*EXERCISE BRIEF*: Could you repeat the records below exactly, leaving out any pictures?

Records about charts and figures
"""
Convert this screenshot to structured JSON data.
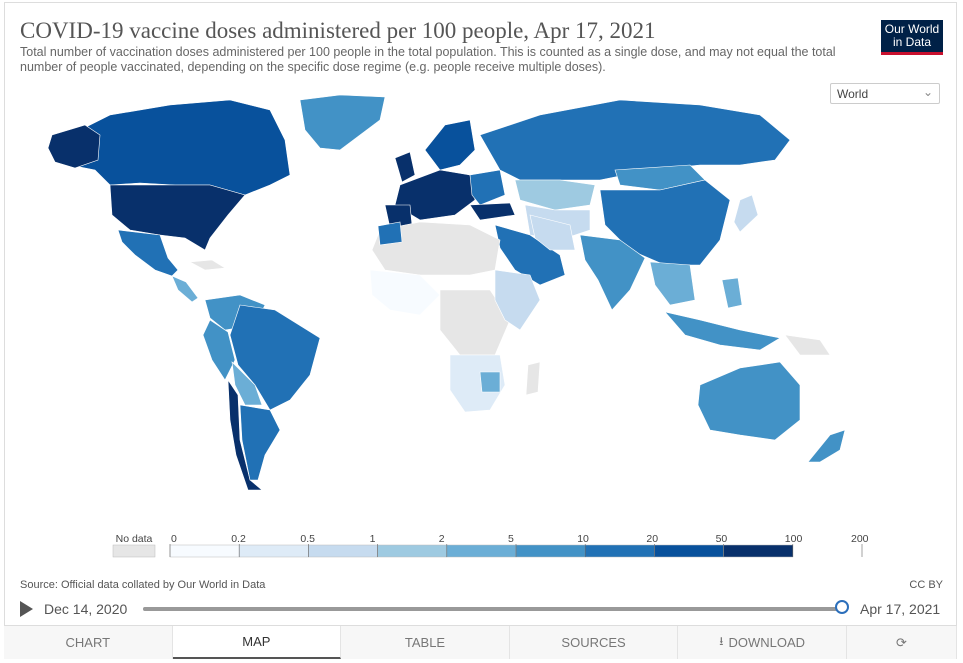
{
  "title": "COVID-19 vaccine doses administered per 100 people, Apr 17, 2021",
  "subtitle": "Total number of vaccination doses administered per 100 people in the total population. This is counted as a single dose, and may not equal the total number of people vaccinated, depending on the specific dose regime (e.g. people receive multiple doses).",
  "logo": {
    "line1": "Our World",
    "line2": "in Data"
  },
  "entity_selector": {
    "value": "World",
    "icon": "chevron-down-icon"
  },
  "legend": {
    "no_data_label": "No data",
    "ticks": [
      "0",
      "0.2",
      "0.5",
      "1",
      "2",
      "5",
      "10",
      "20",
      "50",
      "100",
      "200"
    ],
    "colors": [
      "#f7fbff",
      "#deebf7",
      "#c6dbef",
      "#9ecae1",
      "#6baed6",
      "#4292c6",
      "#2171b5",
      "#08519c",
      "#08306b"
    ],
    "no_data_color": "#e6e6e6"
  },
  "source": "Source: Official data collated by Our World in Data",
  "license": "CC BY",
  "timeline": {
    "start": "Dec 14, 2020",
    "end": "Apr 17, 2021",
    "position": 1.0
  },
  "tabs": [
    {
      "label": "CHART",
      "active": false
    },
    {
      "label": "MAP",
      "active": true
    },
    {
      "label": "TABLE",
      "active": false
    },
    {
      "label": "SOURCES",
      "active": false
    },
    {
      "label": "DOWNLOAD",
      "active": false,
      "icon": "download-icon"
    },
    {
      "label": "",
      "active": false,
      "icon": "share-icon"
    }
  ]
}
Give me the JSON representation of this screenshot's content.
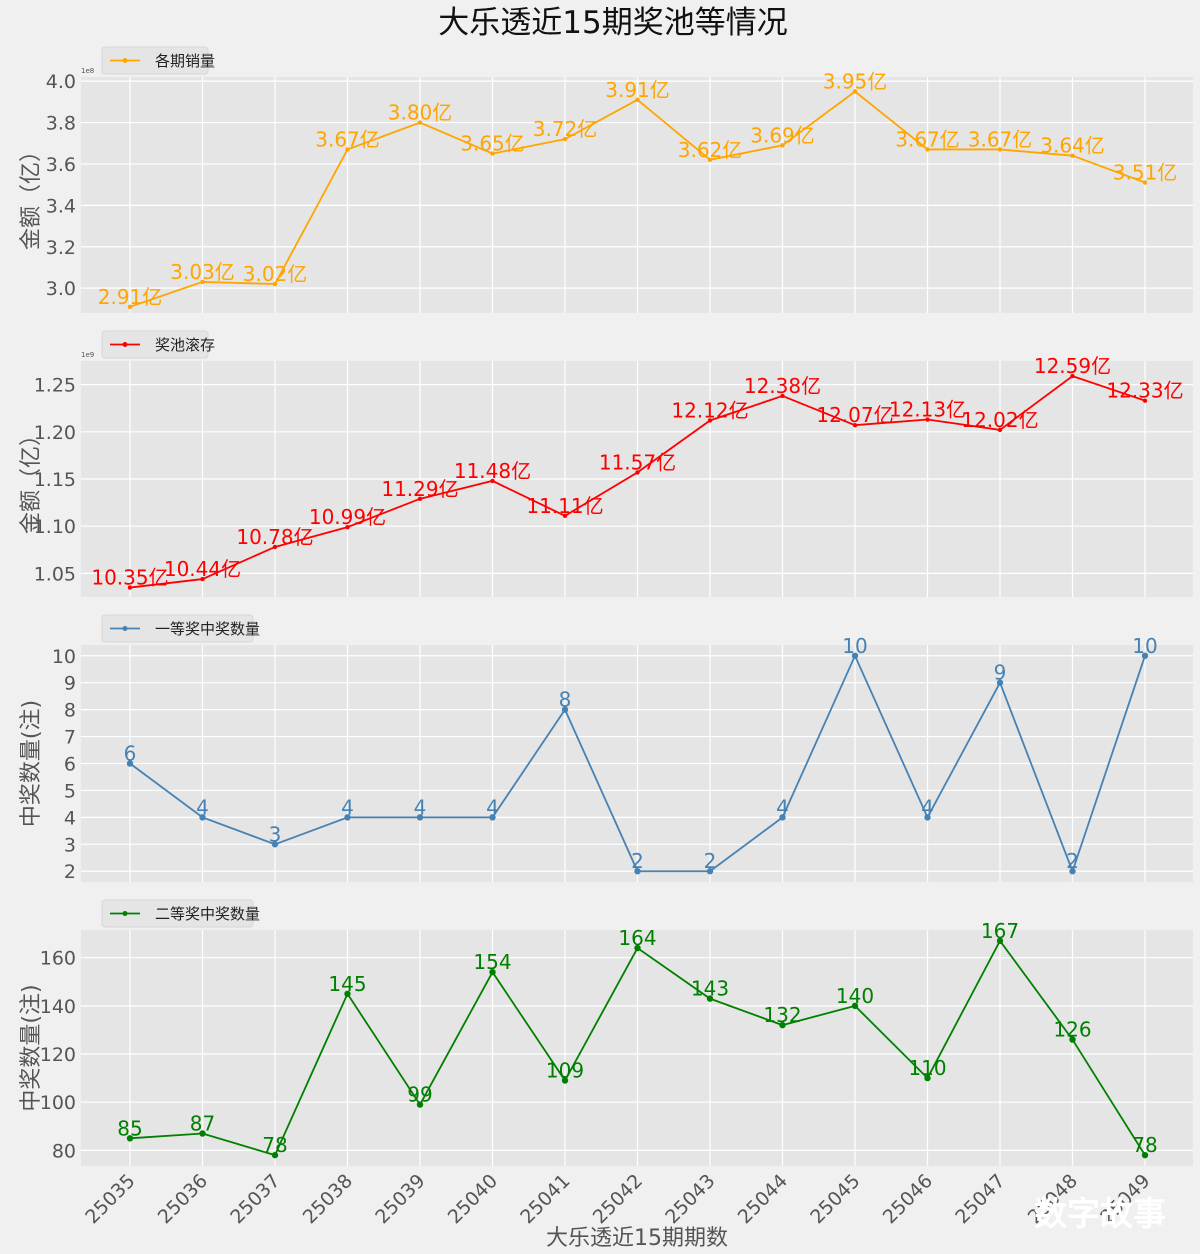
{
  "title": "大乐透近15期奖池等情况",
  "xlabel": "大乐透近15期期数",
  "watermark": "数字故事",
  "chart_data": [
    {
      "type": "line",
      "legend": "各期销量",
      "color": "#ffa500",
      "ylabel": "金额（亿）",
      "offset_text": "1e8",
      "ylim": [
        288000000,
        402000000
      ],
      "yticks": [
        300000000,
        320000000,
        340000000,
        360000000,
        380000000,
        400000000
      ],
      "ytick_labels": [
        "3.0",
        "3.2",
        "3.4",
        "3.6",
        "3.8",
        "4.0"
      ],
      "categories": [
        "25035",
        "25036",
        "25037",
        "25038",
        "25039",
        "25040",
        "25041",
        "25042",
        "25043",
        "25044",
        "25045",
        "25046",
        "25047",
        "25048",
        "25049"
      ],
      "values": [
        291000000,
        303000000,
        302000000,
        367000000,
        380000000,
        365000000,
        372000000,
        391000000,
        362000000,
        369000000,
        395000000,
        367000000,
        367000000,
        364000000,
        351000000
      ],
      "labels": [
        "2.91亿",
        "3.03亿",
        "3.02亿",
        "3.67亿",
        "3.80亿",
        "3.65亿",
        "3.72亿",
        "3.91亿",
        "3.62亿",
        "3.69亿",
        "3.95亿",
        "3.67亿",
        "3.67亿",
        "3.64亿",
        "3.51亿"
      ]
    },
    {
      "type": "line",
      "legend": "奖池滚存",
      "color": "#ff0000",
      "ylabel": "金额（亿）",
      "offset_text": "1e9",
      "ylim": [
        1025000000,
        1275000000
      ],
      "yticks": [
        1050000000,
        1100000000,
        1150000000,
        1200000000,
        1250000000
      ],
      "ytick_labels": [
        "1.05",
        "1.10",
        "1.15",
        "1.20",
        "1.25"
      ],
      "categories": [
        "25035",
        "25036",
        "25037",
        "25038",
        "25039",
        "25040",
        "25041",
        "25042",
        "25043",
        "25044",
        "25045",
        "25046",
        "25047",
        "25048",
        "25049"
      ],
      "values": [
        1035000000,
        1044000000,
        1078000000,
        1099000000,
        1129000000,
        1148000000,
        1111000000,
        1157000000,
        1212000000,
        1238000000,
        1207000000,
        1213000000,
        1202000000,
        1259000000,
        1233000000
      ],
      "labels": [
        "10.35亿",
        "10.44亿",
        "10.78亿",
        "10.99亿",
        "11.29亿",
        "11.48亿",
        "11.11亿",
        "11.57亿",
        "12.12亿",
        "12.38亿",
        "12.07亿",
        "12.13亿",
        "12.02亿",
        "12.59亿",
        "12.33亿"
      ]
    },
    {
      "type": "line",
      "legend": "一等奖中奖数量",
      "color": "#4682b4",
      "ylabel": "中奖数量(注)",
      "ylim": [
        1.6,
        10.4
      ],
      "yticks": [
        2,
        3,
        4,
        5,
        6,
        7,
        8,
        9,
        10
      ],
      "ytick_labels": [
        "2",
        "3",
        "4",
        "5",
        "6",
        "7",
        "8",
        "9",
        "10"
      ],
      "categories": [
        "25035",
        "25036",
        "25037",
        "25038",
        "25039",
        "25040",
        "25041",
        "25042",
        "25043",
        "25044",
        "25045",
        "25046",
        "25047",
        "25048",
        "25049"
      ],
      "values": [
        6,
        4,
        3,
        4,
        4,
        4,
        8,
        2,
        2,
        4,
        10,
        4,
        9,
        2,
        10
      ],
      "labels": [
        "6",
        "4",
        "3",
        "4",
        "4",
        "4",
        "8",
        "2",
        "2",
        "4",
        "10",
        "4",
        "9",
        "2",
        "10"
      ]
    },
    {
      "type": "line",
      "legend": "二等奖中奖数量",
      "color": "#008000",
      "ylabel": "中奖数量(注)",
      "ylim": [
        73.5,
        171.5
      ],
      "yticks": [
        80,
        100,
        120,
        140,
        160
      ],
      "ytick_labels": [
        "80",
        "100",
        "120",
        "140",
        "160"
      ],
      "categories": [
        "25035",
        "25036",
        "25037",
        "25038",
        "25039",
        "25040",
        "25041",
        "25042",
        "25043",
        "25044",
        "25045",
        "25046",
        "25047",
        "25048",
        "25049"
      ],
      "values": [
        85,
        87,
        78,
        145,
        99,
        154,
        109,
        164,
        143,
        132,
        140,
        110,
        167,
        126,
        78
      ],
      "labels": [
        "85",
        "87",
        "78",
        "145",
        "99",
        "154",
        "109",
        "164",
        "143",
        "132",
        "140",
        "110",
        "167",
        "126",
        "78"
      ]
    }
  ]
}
"""
*EXERCISE RESULT*:
Convert this screenshot to structured JSON data.
{
  "title": "COVID-19 vaccine doses administered per 100 people, Apr 17, 2021",
  "subtitle": "Total number of vaccination doses administered per 100 people in the total population. This is counted as a single dose, and may not equal the total number of people vaccinated, depending on the specific dose regime (e.g. people receive multiple doses).",
  "logo": {
    "line1": "Our World",
    "line2": "in Data"
  },
  "entity_selector": {
    "value": "World",
    "icon": "chevron-down-icon"
  },
  "legend": {
    "no_data_label": "No data",
    "ticks": [
      "0",
      "0.2",
      "0.5",
      "1",
      "2",
      "5",
      "10",
      "20",
      "50",
      "100",
      "200"
    ],
    "colors": [
      "#f7fbff",
      "#deebf7",
      "#c6dbef",
      "#9ecae1",
      "#6baed6",
      "#4292c6",
      "#2171b5",
      "#08519c",
      "#08306b"
    ],
    "no_data_color": "#e6e6e6"
  },
  "source": "Source: Official data collated by Our World in Data",
  "license": "CC BY",
  "timeline": {
    "start": "Dec 14, 2020",
    "end": "Apr 17, 2021",
    "position": 1.0
  },
  "tabs": [
    {
      "label": "CHART",
      "active": false
    },
    {
      "label": "MAP",
      "active": true
    },
    {
      "label": "TABLE",
      "active": false
    },
    {
      "label": "SOURCES",
      "active": false
    },
    {
      "label": "DOWNLOAD",
      "active": false,
      "icon": "download-icon"
    },
    {
      "label": "",
      "active": false,
      "icon": "share-icon"
    }
  ]
}
Give me the JSON representation of this screenshot's content.
{
  "title": "大乐透近15期奖池等情况",
  "xlabel": "大乐透近15期期数",
  "watermark": "数字故事",
  "chart_data": [
    {
      "type": "line",
      "legend": "各期销量",
      "color": "#ffa500",
      "ylabel": "金额（亿）",
      "offset_text": "1e8",
      "ylim": [
        288000000,
        402000000
      ],
      "yticks": [
        300000000,
        320000000,
        340000000,
        360000000,
        380000000,
        400000000
      ],
      "ytick_labels": [
        "3.0",
        "3.2",
        "3.4",
        "3.6",
        "3.8",
        "4.0"
      ],
      "categories": [
        "25035",
        "25036",
        "25037",
        "25038",
        "25039",
        "25040",
        "25041",
        "25042",
        "25043",
        "25044",
        "25045",
        "25046",
        "25047",
        "25048",
        "25049"
      ],
      "values": [
        291000000,
        303000000,
        302000000,
        367000000,
        380000000,
        365000000,
        372000000,
        391000000,
        362000000,
        369000000,
        395000000,
        367000000,
        367000000,
        364000000,
        351000000
      ],
      "labels": [
        "2.91亿",
        "3.03亿",
        "3.02亿",
        "3.67亿",
        "3.80亿",
        "3.65亿",
        "3.72亿",
        "3.91亿",
        "3.62亿",
        "3.69亿",
        "3.95亿",
        "3.67亿",
        "3.67亿",
        "3.64亿",
        "3.51亿"
      ]
    },
    {
      "type": "line",
      "legend": "奖池滚存",
      "color": "#ff0000",
      "ylabel": "金额（亿）",
      "offset_text": "1e9",
      "ylim": [
        1025000000,
        1275000000
      ],
      "yticks": [
        1050000000,
        1100000000,
        1150000000,
        1200000000,
        1250000000
      ],
      "ytick_labels": [
        "1.05",
        "1.10",
        "1.15",
        "1.20",
        "1.25"
      ],
      "categories": [
        "25035",
        "25036",
        "25037",
        "25038",
        "25039",
        "25040",
        "25041",
        "25042",
        "25043",
        "25044",
        "25045",
        "25046",
        "25047",
        "25048",
        "25049"
      ],
      "values": [
        1035000000,
        1044000000,
        1078000000,
        1099000000,
        1129000000,
        1148000000,
        1111000000,
        1157000000,
        1212000000,
        1238000000,
        1207000000,
        1213000000,
        1202000000,
        1259000000,
        1233000000
      ],
      "labels": [
        "10.35亿",
        "10.44亿",
        "10.78亿",
        "10.99亿",
        "11.29亿",
        "11.48亿",
        "11.11亿",
        "11.57亿",
        "12.12亿",
        "12.38亿",
        "12.07亿",
        "12.13亿",
        "12.02亿",
        "12.59亿",
        "12.33亿"
      ]
    },
    {
      "type": "line",
      "legend": "一等奖中奖数量",
      "color": "#4682b4",
      "ylabel": "中奖数量(注)",
      "ylim": [
        1.6,
        10.4
      ],
      "yticks": [
        2,
        3,
        4,
        5,
        6,
        7,
        8,
        9,
        10
      ],
      "ytick_labels": [
        "2",
        "3",
        "4",
        "5",
        "6",
        "7",
        "8",
        "9",
        "10"
      ],
      "categories": [
        "25035",
        "25036",
        "25037",
        "25038",
        "25039",
        "25040",
        "25041",
        "25042",
        "25043",
        "25044",
        "25045",
        "25046",
        "25047",
        "25048",
        "25049"
      ],
      "values": [
        6,
        4,
        3,
        4,
        4,
        4,
        8,
        2,
        2,
        4,
        10,
        4,
        9,
        2,
        10
      ],
      "labels": [
        "6",
        "4",
        "3",
        "4",
        "4",
        "4",
        "8",
        "2",
        "2",
        "4",
        "10",
        "4",
        "9",
        "2",
        "10"
      ]
    },
    {
      "type": "line",
      "legend": "二等奖中奖数量",
      "color": "#008000",
      "ylabel": "中奖数量(注)",
      "ylim": [
        73.5,
        171.5
      ],
      "yticks": [
        80,
        100,
        120,
        140,
        160
      ],
      "ytick_labels": [
        "80",
        "100",
        "120",
        "140",
        "160"
      ],
      "categories": [
        "25035",
        "25036",
        "25037",
        "25038",
        "25039",
        "25040",
        "25041",
        "25042",
        "25043",
        "25044",
        "25045",
        "25046",
        "25047",
        "25048",
        "25049"
      ],
      "values": [
        85,
        87,
        78,
        145,
        99,
        154,
        109,
        164,
        143,
        132,
        140,
        110,
        167,
        126,
        78
      ],
      "labels": [
        "85",
        "87",
        "78",
        "145",
        "99",
        "154",
        "109",
        "164",
        "143",
        "132",
        "140",
        "110",
        "167",
        "126",
        "78"
      ]
    }
  ]
}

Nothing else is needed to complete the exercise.